### What to produce
Can you retype every record below exactly as written?

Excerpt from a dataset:

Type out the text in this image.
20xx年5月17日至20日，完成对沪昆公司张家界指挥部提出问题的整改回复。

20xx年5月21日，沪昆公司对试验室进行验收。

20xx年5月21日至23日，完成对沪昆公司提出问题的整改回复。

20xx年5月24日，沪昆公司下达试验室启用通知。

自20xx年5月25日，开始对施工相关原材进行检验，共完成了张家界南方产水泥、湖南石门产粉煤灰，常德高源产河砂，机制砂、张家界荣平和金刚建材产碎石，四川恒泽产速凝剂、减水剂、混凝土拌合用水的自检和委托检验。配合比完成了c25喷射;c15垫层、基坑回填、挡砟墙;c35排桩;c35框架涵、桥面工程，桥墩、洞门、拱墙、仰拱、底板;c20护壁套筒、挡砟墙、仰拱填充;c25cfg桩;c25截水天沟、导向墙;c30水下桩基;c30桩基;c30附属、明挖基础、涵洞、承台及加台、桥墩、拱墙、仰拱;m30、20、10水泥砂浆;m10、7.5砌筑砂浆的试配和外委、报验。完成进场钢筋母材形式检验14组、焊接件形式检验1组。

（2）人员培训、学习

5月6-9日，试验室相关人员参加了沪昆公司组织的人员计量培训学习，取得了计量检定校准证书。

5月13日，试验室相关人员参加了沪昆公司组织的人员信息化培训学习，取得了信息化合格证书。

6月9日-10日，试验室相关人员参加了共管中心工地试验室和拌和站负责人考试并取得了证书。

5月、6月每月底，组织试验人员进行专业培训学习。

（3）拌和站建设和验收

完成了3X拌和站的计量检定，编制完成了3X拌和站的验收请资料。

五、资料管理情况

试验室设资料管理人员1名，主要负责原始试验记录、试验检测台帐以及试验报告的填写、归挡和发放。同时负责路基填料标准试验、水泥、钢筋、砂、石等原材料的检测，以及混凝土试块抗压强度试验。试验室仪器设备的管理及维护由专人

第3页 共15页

### Exercise result
Type out the text in this image.
20xx年5月17日至20日，完成对沪昆公司张家界指挥部提出问题的整改回复。

20xx年5月21日，沪昆公司对试验室进行验收。

20xx年5月21日至23日，完成对沪昆公司提出问题的整改回复。

20xx年5月24日，沪昆公司下达试验室启用通知。

自20xx年5月25日，开始对施工相关原材进行检验，共完成了张家界南方产水泥、湖南石门产粉煤灰，常德高源产河砂，机制砂、张家界荣平和金刚建材产碎石，四川恒泽产速凝剂、减水剂、混凝土拌合用水的自检和委托检验。配合比完成了c25喷射;c15垫层、基坑回填、挡砟墙;c35排桩;c35框架涵、桥面工程，桥墩、洞门、拱墙、仰拱、底板;c20护壁套筒、挡砟墙、仰拱填充;c25cfg桩;c25截水天沟、导向墙;c30水下桩基;c30桩基;c30附属、明挖基础、涵洞、承台及加台、桥墩、拱墙、仰拱;m30、20、10水泥砂浆;m10、7.5砌筑砂浆的试配和外委、报验。完成进场钢筋母材形式检验14组、焊接件形式检验1组。

（2）人员培训、学习

5月6-9日，试验室相关人员参加了沪昆公司组织的人员计量培训学习，取得了计量检定校准证书。

5月13日，试验室相关人员参加了沪昆公司组织的人员信息化培训学习，取得了信息化合格证书。

6月9日-10日，试验室相关人员参加了共管中心工地试验室和拌和站负责人考试并取得了证书。

5月、6月每月底，组织试验人员进行专业培训学习。

（3）拌和站建设和验收

完成了3X拌和站的计量检定，编制完成了3X拌和站的验收请资料。

五、资料管理情况

试验室设资料管理人员1名，主要负责原始试验记录、试验检测台帐以及试验报告的填写、归挡和发放。同时负责路基填料标准试验、水泥、钢筋、砂、石等原材料的检测，以及混凝土试块抗压强度试验。试验室仪器设备的管理及维护由专人

第3页 共15页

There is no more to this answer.